Find the string "并说明理由" in the listing and report every line that has it.

*DATA RECORDS*.
§

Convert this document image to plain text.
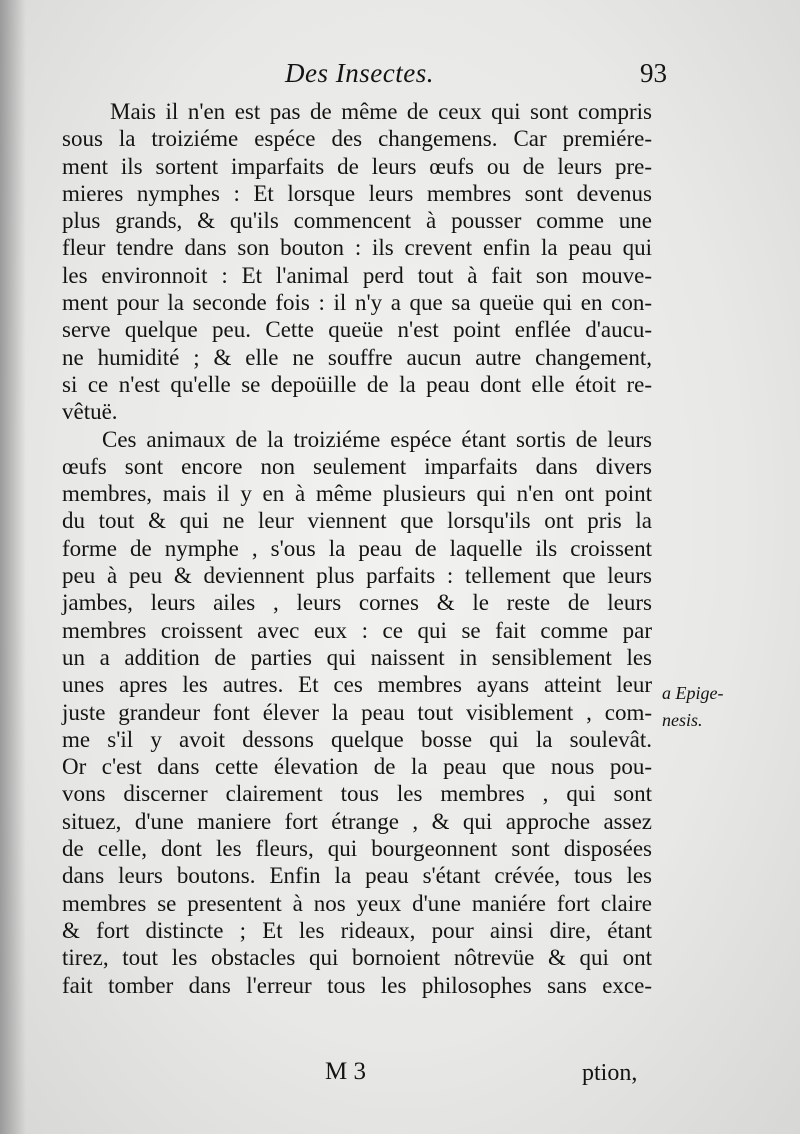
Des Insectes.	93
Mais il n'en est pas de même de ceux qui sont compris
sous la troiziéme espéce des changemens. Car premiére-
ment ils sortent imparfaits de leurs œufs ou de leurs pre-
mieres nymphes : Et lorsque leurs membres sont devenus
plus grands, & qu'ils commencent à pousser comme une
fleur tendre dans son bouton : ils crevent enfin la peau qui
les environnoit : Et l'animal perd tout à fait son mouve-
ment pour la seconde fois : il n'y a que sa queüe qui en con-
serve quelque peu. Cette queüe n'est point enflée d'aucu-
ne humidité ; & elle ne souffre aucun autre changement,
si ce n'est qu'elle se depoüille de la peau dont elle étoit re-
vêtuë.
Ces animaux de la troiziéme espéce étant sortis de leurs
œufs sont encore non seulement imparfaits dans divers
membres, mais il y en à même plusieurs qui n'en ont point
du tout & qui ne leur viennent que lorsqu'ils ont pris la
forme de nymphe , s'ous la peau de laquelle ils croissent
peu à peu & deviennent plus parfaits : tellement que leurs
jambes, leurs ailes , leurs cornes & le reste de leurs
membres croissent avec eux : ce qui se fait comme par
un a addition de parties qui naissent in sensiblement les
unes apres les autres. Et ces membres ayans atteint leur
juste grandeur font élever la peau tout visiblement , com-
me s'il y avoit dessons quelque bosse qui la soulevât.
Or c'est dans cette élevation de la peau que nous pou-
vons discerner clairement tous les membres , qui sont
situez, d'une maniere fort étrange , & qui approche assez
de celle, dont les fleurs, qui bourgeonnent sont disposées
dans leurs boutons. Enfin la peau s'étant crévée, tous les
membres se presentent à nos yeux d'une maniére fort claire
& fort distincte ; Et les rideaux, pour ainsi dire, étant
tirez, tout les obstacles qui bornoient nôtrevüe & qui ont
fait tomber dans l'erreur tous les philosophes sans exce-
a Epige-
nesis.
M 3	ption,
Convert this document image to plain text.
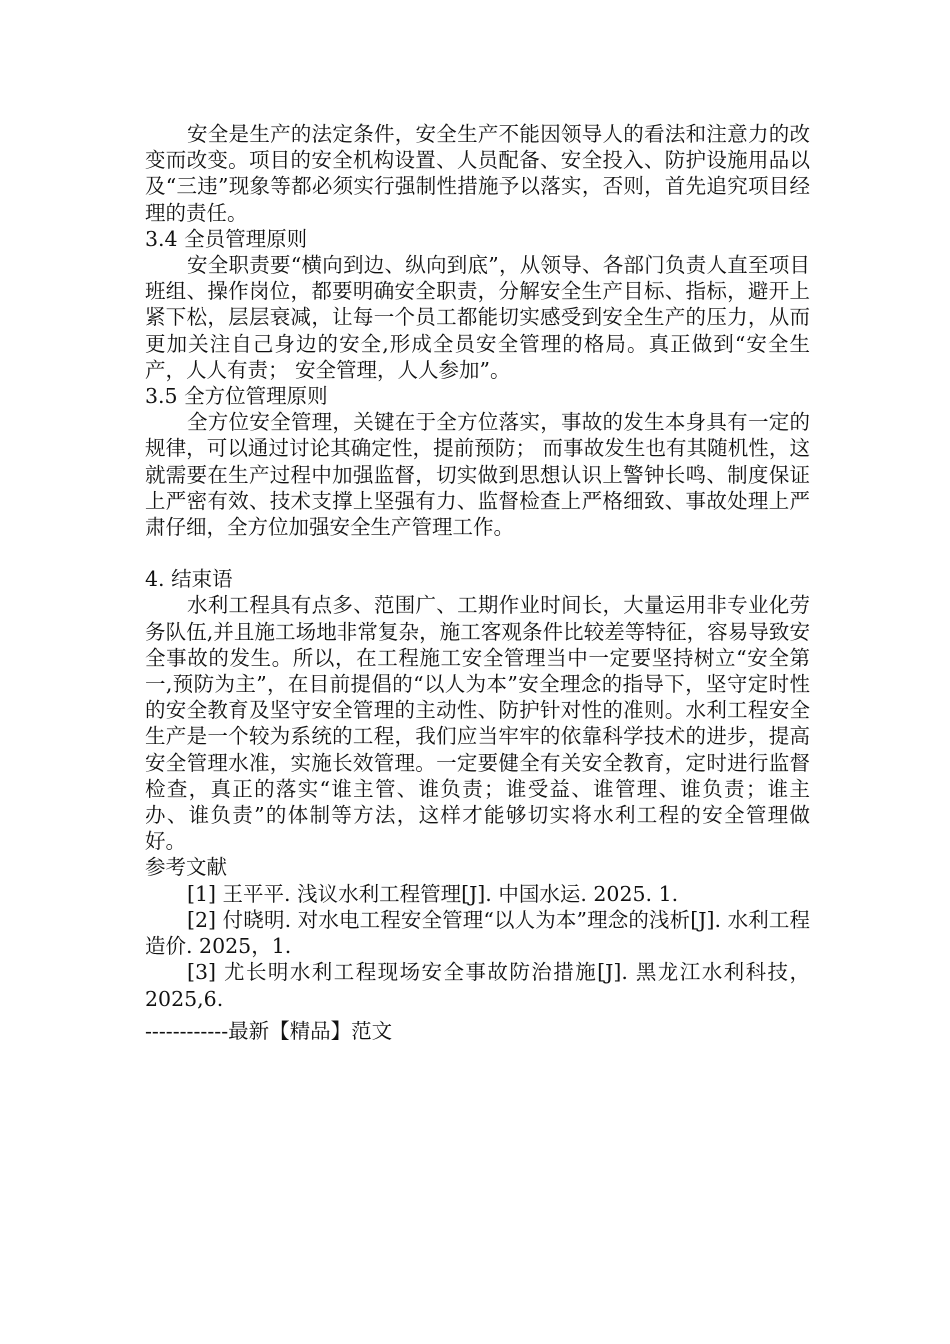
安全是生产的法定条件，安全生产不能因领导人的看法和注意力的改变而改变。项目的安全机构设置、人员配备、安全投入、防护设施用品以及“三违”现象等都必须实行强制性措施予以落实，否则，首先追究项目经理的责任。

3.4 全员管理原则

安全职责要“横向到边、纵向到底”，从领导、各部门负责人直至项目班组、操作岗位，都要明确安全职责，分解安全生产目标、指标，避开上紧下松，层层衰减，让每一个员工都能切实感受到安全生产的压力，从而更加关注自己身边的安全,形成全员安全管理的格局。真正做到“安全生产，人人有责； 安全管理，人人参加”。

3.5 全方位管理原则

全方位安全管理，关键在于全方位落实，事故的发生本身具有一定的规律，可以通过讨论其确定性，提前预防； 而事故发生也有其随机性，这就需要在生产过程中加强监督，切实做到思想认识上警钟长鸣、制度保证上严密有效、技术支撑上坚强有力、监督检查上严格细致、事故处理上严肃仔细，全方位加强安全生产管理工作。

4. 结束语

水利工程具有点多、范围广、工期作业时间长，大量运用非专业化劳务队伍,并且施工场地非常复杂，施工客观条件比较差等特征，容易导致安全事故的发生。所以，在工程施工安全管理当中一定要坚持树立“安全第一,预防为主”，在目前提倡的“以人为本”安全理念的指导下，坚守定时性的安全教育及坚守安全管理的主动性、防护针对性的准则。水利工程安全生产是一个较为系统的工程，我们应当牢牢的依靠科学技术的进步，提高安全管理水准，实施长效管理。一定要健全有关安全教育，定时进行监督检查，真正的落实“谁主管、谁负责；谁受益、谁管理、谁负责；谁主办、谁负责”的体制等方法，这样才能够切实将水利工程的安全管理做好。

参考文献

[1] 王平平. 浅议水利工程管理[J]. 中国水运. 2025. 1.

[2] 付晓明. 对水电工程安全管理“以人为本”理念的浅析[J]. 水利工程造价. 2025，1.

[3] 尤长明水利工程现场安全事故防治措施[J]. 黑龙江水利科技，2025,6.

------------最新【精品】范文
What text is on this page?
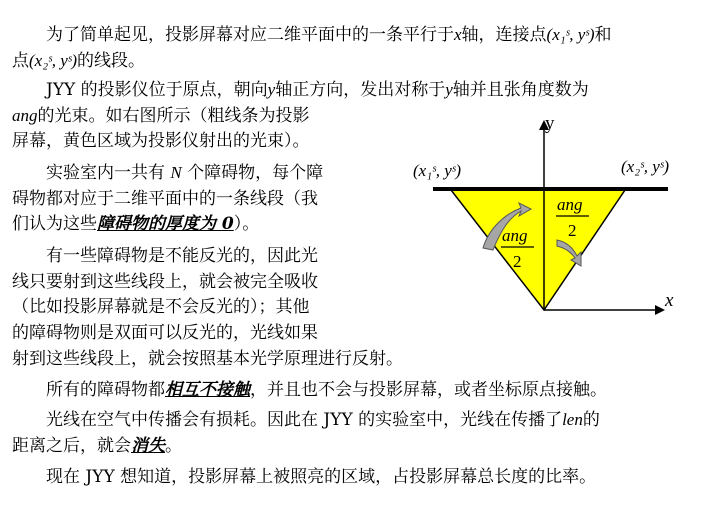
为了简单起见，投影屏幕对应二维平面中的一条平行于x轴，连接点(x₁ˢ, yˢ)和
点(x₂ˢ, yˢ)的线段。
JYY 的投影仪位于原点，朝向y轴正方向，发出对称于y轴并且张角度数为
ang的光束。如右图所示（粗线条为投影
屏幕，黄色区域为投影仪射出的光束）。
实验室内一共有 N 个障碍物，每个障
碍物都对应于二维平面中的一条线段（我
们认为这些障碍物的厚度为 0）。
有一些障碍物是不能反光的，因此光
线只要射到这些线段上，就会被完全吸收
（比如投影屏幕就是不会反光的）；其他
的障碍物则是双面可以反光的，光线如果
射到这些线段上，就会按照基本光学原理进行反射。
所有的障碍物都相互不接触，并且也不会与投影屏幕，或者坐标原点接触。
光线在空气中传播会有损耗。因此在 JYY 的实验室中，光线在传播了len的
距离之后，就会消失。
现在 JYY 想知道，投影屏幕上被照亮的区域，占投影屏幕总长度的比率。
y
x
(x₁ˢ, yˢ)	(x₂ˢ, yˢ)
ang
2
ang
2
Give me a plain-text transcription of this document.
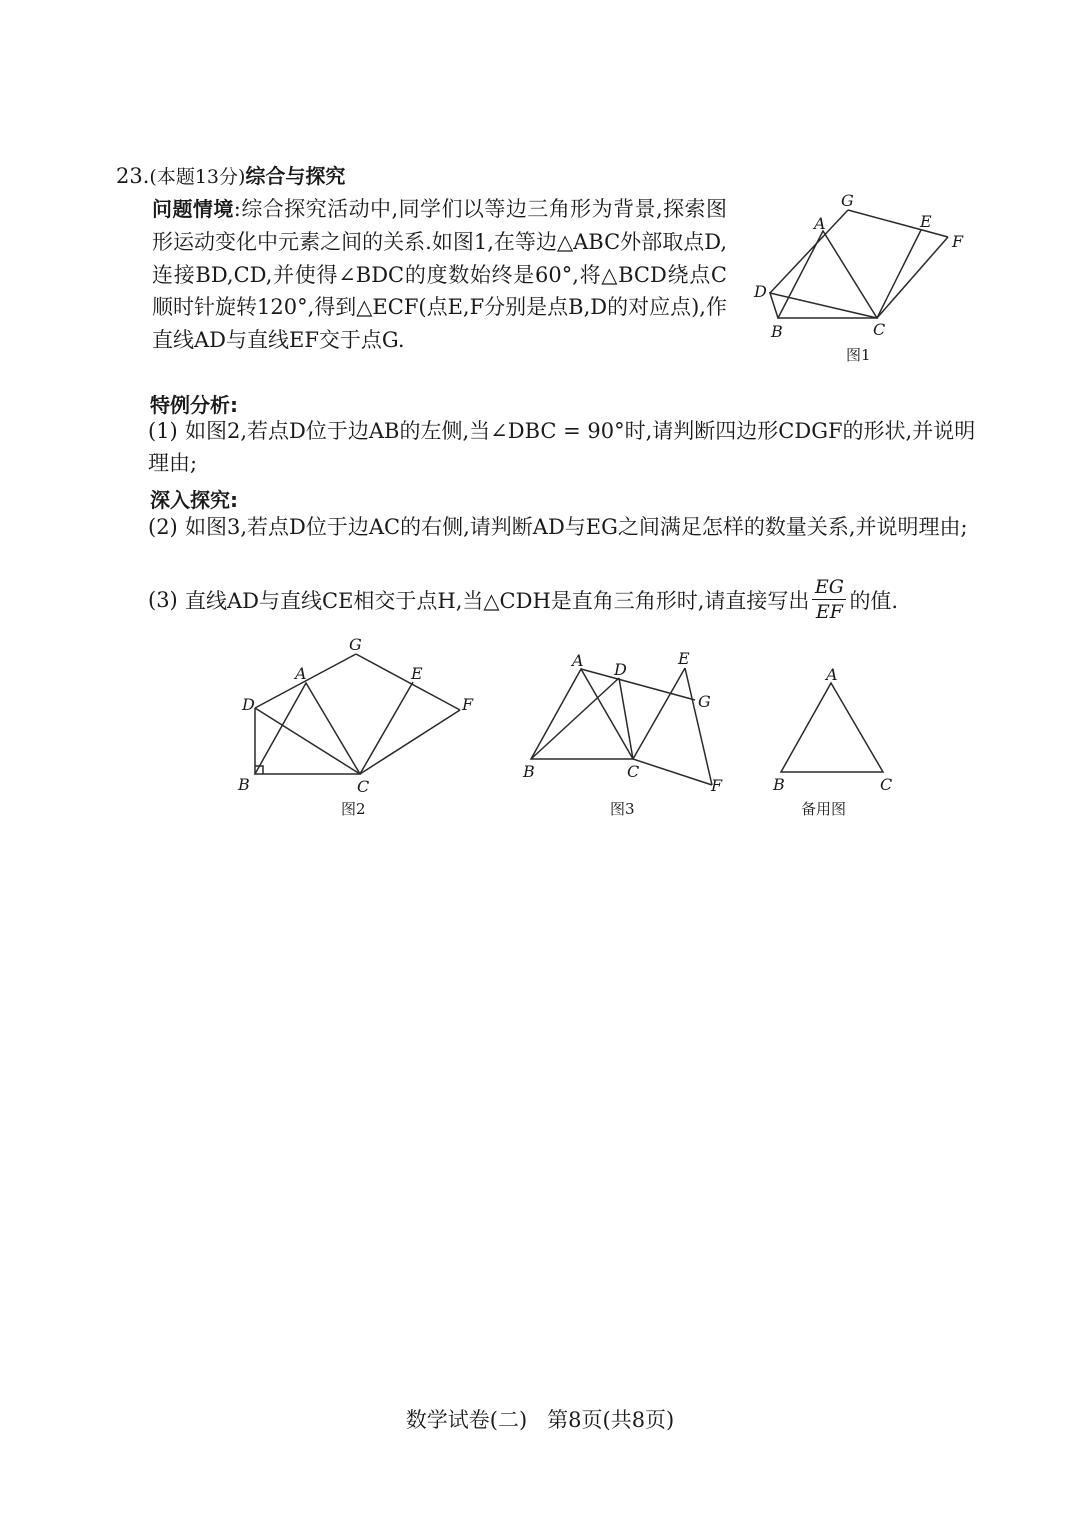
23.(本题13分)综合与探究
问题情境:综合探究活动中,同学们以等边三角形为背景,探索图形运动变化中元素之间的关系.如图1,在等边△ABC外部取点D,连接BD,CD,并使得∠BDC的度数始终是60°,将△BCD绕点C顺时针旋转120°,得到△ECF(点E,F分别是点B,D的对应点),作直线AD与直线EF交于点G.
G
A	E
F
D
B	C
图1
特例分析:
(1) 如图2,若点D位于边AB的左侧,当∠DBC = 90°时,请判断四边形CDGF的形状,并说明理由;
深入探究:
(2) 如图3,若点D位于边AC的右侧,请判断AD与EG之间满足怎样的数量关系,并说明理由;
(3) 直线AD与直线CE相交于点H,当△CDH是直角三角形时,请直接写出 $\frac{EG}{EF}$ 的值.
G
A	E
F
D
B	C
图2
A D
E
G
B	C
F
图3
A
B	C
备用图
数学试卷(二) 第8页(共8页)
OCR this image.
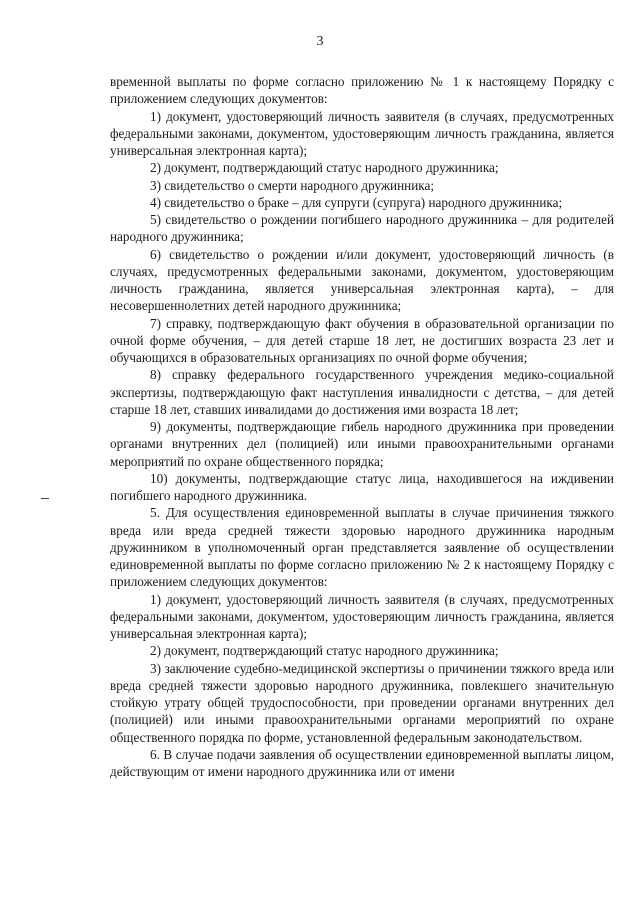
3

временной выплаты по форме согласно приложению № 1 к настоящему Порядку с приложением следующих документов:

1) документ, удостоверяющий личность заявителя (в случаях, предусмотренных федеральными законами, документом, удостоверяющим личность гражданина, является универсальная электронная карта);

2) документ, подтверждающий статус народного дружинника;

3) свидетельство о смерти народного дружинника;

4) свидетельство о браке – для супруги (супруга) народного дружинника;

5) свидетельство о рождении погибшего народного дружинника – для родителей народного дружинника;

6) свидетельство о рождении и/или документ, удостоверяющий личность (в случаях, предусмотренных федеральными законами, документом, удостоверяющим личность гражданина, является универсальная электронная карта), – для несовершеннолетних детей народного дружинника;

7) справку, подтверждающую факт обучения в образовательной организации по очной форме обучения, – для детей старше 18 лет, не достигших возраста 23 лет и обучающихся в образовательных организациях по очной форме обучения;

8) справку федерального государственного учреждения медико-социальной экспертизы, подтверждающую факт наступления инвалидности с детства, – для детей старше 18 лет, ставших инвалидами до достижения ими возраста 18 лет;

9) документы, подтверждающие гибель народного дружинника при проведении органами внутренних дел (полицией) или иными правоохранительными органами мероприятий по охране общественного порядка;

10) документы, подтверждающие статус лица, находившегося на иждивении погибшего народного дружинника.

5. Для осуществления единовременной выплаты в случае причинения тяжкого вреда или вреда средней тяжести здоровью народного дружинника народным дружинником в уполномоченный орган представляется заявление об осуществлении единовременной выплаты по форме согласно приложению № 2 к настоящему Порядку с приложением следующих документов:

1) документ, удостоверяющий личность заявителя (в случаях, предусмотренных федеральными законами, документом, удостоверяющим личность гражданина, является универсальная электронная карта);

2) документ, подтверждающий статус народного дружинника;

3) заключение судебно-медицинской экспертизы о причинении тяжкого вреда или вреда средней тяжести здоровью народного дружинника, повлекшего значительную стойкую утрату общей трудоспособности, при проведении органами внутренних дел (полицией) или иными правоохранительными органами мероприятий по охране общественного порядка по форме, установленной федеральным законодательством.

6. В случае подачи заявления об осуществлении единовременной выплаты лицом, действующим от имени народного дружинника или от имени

§

*THE SOLUTION*.
(1) 如图2,若点D位于边AB的左侧,当∠DBC = 90°时,请判断四边形CDGF的形状,并说明理由;
(2) 如图3,若点D位于边AC的右侧,请判断AD与EG之间满足怎样的数量关系,并说明理由;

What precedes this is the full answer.